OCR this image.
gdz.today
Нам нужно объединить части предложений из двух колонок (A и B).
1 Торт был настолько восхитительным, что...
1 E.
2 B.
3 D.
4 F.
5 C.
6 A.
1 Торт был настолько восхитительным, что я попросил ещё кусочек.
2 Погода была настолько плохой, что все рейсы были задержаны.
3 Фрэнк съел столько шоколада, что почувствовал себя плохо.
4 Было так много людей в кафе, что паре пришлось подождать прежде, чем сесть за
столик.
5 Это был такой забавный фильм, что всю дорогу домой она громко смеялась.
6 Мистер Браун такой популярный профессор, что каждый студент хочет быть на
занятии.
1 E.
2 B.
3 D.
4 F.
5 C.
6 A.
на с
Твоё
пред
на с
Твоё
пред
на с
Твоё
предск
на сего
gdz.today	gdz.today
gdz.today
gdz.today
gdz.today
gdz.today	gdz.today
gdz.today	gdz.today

* Your goal: Make an exact copy of the records.

* Task answer:
OCR this image.
gdz.today
Нам нужно объединить части предложений из двух колонок (A и B).
1 Торт был настолько восхитительным, что...
1 E.
2 B.
3 D.
4 F.
5 C.
6 A.
1 Торт был настолько восхитительным, что я попросил ещё кусочек.
2 Погода была настолько плохой, что все рейсы были задержаны.
3 Фрэнк съел столько шоколада, что почувствовал себя плохо.
4 Было так много людей в кафе, что паре пришлось подождать прежде, чем сесть за
столик.
5 Это был такой забавный фильм, что всю дорогу домой она громко смеялась.
6 Мистер Браун такой популярный профессор, что каждый студент хочет быть на
занятии.
1 E.
2 B.
3 D.
4 F.
5 C.
6 A.
на с
Твоё
пред
на с
Твоё
пред
на с
Твоё
предск
на сего
gdz.today	gdz.today
gdz.today
gdz.today
gdz.today
gdz.today	gdz.today
gdz.today	gdz.today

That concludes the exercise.